*GOAL:*
Put the lines of the material into a JSON list of strings, one string per line, with blank lines omitted and the pictures left out.

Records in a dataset
Begin
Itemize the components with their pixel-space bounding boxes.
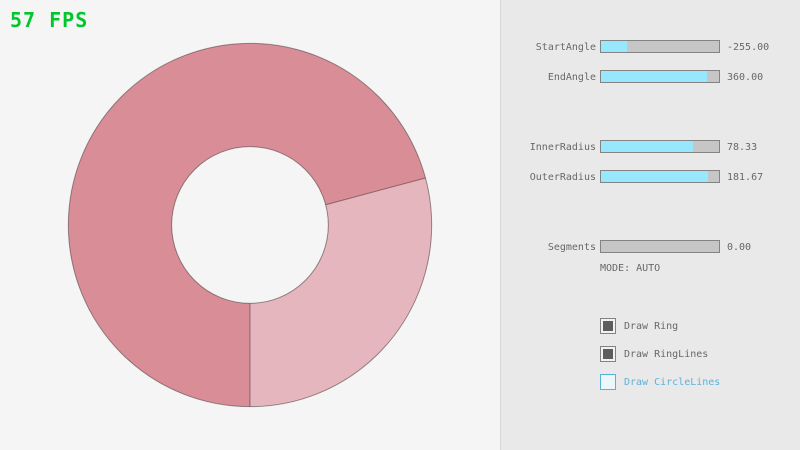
end-angle-slider[interactable] [600,70,720,83]
segments-mode-label: MODE: AUTO [600,263,661,274]
inner-radius-slider-fill [601,141,694,152]
start-angle-slider[interactable] [600,40,720,53]
draw-ring-checkbox-row: Draw Ring [501,318,800,334]
start-angle-label: StartAngle [535,42,596,53]
outer-radius-slider-fill [601,171,709,182]
segments-label: Segments [547,242,596,253]
inner-radius-row: InnerRadius 78.33 [501,140,800,154]
end-angle-label: EndAngle [547,72,596,83]
inner-radius-label: InnerRadius [529,142,596,153]
draw-ring-checkbox[interactable] [600,318,616,334]
outer-radius-label: OuterRadius [529,172,596,183]
draw-ringlines-checkbox-row: Draw RingLines [501,346,800,362]
draw-ringlines-checkbox-label: Draw RingLines [624,349,709,360]
inner-radius-slider[interactable] [600,140,720,153]
segments-row: Segments 0.00 [501,240,800,254]
segments-slider[interactable] [600,240,720,253]
ring-single-pass-wedge [250,177,432,407]
start-angle-slider-fill [601,41,627,52]
segments-value: 0.00 [727,242,752,253]
draw-circlelines-checkbox-row: Draw CircleLines [501,374,800,390]
ring-chart [67,42,433,408]
draw-ringlines-checkbox[interactable] [600,346,616,362]
start-angle-value: -255.00 [727,42,770,53]
draw-circlelines-checkbox-label: Draw CircleLines [624,377,721,388]
outer-radius-value: 181.67 [727,172,764,183]
draw-circlelines-checkbox[interactable] [600,374,616,390]
inner-radius-value: 78.33 [727,142,758,153]
outer-radius-slider[interactable] [600,170,720,183]
fps-counter: 57 FPS [10,8,89,32]
end-angle-slider-fill [601,71,708,82]
ring-radial-lines [249,177,426,407]
end-angle-value: 360.00 [727,72,764,83]
end-angle-row: EndAngle 360.00 [501,70,800,84]
ring-inner-outline [171,146,329,304]
control-panel: StartAngle -255.00 EndAngle 360.00 Inner… [500,0,800,450]
ring-outer-outline [67,42,433,408]
start-angle-row: StartAngle -255.00 [501,40,800,54]
outer-radius-row: OuterRadius 181.67 [501,170,800,184]
draw-ring-checkbox-label: Draw Ring [624,321,679,332]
End
*CORRECT RESULT:*
[
  "Itemize the components with their pixel-space bounding boxes.",
  "end-angle-slider[interactable] [600,70,720,83]",
  "segments-mode-label: MODE: AUTO [600,263,661,274]",
  "inner-radius-slider-fill [601,141,694,152]",
  "start-angle-slider[interactable] [600,40,720,53]",
  "draw-ring-checkbox-row: Draw Ring [501,318,800,334]",
  "start-angle-label: StartAngle [535,42,596,53]",
  "outer-radius-slider-fill [601,171,709,182]",
  "segments-label: Segments [547,242,596,253]",
  "inner-radius-row: InnerRadius 78.33 [501,140,800,154]",
  "end-angle-label: EndAngle [547,72,596,83]",
  "inner-radius-label: InnerRadius [529,142,596,153]",
  "draw-ring-checkbox[interactable] [600,318,616,334]",
  "outer-radius-label: OuterRadius [529,172,596,183]",
  "draw-ringlines-checkbox-row: Draw RingLines [501,346,800,362]",
  "draw-ringlines-checkbox-label: Draw RingLines [624,349,709,360]",
  "inner-radius-slider[interactable] [600,140,720,153]",
  "segments-row: Segments 0.00 [501,240,800,254]",
  "segments-slider[interactable] [600,240,720,253]",
  "ring-single-pass-wedge [250,177,432,407]",
  "start-angle-slider-fill [601,41,627,52]",
  "segments-value: 0.00 [727,242,752,253]",
  "draw-circlelines-checkbox-row: Draw CircleLines [501,374,800,390]",
  "ring-chart [67,42,433,408]",
  "draw-ringlines-checkbox[interactable] [600,346,616,362]",
  "start-angle-value: -255.00 [727,42,770,53]",
  "draw-circlelines-checkbox-label: Draw CircleLines [624,377,721,388]",
  "outer-radius-value: 181.67 [727,172,764,183]",
  "draw-circlelines-checkbox[interactable] [600,374,616,390]",
  "inner-radius-value: 78.33 [727,142,758,153]",
  "outer-radius-slider[interactable] [600,170,720,183]",
  "fps-counter: 57 FPS [10,8,89,32]",
  "end-angle-slider-fill [601,71,708,82]",
  "ring-radial-lines [249,177,426,407]",
  "end-angle-value: 360.00 [727,72,764,83]",
  "end-angle-row: EndAngle 360.00 [501,70,800,84]",
  "ring-inner-outline [171,146,329,304]",
  "control-panel: StartAngle -255.00 EndAngle 360.00 Inner… [500,0,800,450]",
  "ring-outer-outline [67,42,433,408]",
  "start-angle-row: StartAngle -255.00 [501,40,800,54]",
  "outer-radius-row: OuterRadius 181.67 [501,170,800,184]",
  "draw-ring-checkbox-label: Draw Ring [624,321,679,332]"
]